Volgens de memorie van toelichting wordt het aan het oordeel van de wetgever overgelaten om te bepalen of en, zo ja, voor welke categorieën verzoekschriften regels zullen worden gesteld. Zo geformuleerd, lijkt mij dit een misverstand. De wetgever krijgt de opdracht regels te stellen, maar hij krijgt niet het recht te bepalen of hij wel regels zal stellen. Wel zal hij categorieën verzoekschriften moeten aanwijzen, waarvoor de regels zullen gelden. Belangrijker dan dit formele punt is echter welke criteria de wetgever zal kunnen hanteren. Er zijn allerlei casusposities denkbaar. Die zijn ook tijdens de schriftelijke voorbereiding aan de orde geweest. Daarvoor zal de wetgever oplossingen moeten bieden als hij besluit de regels voor bepaalde categorieën van toepassing te verklaren. Ik noem een ander voorbeeld. Wij kennen allemaal het verschijnsel van het verzenden van modelbrieven; bij uitstek de vorm van het gebruik maken van het recht van petitie. Vele duizenden identieke brieven of kaarten bereiken een departement, de Kamer of welke instantie dan ook. Afzonderlijke beantwoording kan dan feitelijk onmogelijk zijn en wordt veelal ook niet verwacht. Hoe moet je voor zulke situaties algemene regels stellen? Overigens lijkt het mij goed te bedenken dat ook als bepaalde categorieën verzoekschriften niet zijn aangewezen, in de praktijk nog wel vergelijkbare gedragsregels van toepassing zijn en in voorkomende gevallen ook kunnen worden gehandhaafd. De steeds verdergaande regelgeving op dit punt in de Algemene wet bestuursrecht doet wat dat betreft ook in indirecte zin haar werk.

Ik vraag verder aandacht voor de positie van de lagere overheden. Zij kunnen nu zelfs regels stellen inzake de behandeling van verzoekschriften. Straks zal dit alleen nog mogelijk zijn voorzover de formele wet daartoe de mogelijkheid zal bieden in de vorm van nadere regels. Uit een oogpunt van overzichtelijkheid is dit wellicht een verbetering, maar is het niet zo dat de situaties juist bij de lagere overheden zo uiteenlopend kunnen zijn dat uniforme regelgeving welhaast onmogelijk is?

Dan de situatie in eigen huis. De regering is niet voornemens de totstandkoming te bevorderen van regels voor de behandeling van verzoekschriften aan de Staten-Generaal. Zij vertrouwt erop dat de Staten-Generaal ook zonder zulke regels wel rekening zullen houden met de inhoud ervan. Dank voor dat vertrouwen, maar belangrijker vind ik de vraag of het binnen onze staatsrechtelijke verhoudingen wel zou passen als de wetgever zich zou uitspreken over de manier waarop de Staten-Generaal hun controlerende en wetgevende taken uitoefenen. De voorgestelde tekst van artikel 5 maakt het mogelijk dat de wetgever dat regelt. Deelt de minister mijn standpunt dat uit het systeem van onze Grondwet voortvloeit dat de wetgever dit niet behoort te regelen?

[Opgeslagen gegevens]
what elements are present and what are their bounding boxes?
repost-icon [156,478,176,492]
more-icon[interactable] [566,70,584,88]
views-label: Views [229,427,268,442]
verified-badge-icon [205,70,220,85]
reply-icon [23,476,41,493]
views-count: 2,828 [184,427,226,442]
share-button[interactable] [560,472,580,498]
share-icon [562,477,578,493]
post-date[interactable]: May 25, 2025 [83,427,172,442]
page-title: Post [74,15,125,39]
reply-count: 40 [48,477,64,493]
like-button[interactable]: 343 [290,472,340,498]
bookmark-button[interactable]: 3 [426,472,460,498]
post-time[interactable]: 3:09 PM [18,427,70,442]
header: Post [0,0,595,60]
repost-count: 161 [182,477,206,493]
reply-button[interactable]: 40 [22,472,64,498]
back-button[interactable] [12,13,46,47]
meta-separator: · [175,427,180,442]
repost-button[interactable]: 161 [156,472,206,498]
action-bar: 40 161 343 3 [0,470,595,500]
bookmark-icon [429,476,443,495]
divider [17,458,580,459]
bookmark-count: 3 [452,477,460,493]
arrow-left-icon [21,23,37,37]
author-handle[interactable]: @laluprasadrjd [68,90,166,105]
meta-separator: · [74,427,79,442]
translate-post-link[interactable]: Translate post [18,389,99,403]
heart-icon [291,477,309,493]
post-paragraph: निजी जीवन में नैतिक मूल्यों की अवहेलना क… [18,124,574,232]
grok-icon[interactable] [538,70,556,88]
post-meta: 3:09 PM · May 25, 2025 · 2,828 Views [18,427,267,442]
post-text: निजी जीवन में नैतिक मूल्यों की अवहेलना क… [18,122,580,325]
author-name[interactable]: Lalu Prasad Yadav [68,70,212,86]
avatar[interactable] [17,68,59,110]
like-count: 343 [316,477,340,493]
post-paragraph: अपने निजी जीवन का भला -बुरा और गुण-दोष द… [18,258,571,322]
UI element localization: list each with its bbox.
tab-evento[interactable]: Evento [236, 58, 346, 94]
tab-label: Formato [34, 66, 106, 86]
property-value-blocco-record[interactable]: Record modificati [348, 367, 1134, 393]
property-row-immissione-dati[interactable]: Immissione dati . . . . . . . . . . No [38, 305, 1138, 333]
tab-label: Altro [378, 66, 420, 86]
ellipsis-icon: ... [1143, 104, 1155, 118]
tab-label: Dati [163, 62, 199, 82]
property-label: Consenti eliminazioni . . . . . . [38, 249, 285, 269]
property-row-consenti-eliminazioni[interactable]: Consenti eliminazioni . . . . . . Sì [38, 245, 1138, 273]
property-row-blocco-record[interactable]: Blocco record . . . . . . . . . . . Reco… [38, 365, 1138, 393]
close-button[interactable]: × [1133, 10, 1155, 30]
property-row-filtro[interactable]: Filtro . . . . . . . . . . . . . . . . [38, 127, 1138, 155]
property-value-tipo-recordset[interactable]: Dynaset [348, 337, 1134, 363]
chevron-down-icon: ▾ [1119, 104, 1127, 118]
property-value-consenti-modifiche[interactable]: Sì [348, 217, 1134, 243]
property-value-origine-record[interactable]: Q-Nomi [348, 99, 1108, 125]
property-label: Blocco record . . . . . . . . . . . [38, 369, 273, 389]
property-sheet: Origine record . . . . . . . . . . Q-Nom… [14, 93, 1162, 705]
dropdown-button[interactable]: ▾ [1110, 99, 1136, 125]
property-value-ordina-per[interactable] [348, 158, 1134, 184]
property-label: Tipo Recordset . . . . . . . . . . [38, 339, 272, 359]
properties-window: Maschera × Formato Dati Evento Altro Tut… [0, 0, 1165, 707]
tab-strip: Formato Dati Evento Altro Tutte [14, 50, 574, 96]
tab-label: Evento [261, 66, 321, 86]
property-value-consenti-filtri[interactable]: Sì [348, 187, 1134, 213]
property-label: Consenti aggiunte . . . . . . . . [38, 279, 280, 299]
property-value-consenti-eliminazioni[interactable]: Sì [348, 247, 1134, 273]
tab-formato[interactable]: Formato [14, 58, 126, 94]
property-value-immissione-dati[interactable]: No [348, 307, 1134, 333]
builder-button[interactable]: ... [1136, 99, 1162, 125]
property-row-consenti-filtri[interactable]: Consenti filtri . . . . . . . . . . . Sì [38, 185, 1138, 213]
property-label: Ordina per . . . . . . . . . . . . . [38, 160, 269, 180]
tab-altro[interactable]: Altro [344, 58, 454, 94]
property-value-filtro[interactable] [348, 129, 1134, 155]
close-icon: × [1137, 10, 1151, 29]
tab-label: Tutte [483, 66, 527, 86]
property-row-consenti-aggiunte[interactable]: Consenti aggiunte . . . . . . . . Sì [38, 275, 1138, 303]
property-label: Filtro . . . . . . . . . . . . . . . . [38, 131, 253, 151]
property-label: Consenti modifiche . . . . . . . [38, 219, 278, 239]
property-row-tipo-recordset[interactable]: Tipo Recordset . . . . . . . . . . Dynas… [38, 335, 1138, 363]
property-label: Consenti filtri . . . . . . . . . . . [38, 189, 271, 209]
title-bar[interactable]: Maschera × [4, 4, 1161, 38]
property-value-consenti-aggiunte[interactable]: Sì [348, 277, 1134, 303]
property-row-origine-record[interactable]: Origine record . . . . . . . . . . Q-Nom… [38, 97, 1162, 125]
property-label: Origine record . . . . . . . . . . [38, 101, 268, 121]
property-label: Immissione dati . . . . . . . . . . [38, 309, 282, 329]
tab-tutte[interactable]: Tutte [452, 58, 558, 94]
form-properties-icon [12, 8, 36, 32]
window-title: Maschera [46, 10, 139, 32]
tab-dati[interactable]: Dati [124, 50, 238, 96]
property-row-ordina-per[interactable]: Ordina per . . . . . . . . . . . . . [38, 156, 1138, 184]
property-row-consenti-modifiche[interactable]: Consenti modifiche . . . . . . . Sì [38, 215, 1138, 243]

* _DOEL OEFENING_
Schrijf uit de tekst over verzoekschriften het deel van "Ik vraag verder" tot en met "welhaast onmogelijk is?" woordelijk over.

* _SCHRIFTELIJK ANTWOORD_
Ik vraag verder aandacht voor de positie van de lagere overheden. Zij kunnen nu zelfs regels stellen inzake de behandeling van verzoekschriften. Straks zal dit alleen nog mogelijk zijn voorzover de formele wet daartoe de mogelijkheid zal bieden in de vorm van nadere regels. Uit een oogpunt van overzichtelijkheid is dit wellicht een verbetering, maar is het niet zo dat de situaties juist bij de lagere overheden zo uiteenlopend kunnen zijn dat uniforme regelgeving welhaast onmogelijk is?